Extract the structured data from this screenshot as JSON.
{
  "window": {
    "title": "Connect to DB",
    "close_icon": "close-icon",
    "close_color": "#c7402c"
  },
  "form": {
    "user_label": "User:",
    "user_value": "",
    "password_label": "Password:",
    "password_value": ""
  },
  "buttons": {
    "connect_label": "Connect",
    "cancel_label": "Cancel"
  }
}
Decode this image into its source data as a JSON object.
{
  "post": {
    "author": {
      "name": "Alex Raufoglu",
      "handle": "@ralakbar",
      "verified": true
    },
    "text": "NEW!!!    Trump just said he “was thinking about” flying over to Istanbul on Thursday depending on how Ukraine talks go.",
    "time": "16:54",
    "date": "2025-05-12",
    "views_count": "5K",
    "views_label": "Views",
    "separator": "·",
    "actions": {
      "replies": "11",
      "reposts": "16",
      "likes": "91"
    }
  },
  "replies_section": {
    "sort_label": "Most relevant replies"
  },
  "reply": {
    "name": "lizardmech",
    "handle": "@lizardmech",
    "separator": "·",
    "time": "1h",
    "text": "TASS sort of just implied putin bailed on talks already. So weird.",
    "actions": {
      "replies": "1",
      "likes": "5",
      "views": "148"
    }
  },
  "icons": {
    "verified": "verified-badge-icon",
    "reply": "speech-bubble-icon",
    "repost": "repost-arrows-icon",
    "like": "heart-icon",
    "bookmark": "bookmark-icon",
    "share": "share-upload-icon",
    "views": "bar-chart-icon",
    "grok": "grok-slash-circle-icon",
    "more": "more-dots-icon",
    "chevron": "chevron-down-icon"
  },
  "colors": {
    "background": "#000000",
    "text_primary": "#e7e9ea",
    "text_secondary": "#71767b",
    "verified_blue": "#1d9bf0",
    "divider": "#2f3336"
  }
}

■ ■ ■

Job: Take every line from the data that contains the word "lizardmech".

Solution to the problem:
    "name": "lizardmech",
    "handle": "@lizardmech",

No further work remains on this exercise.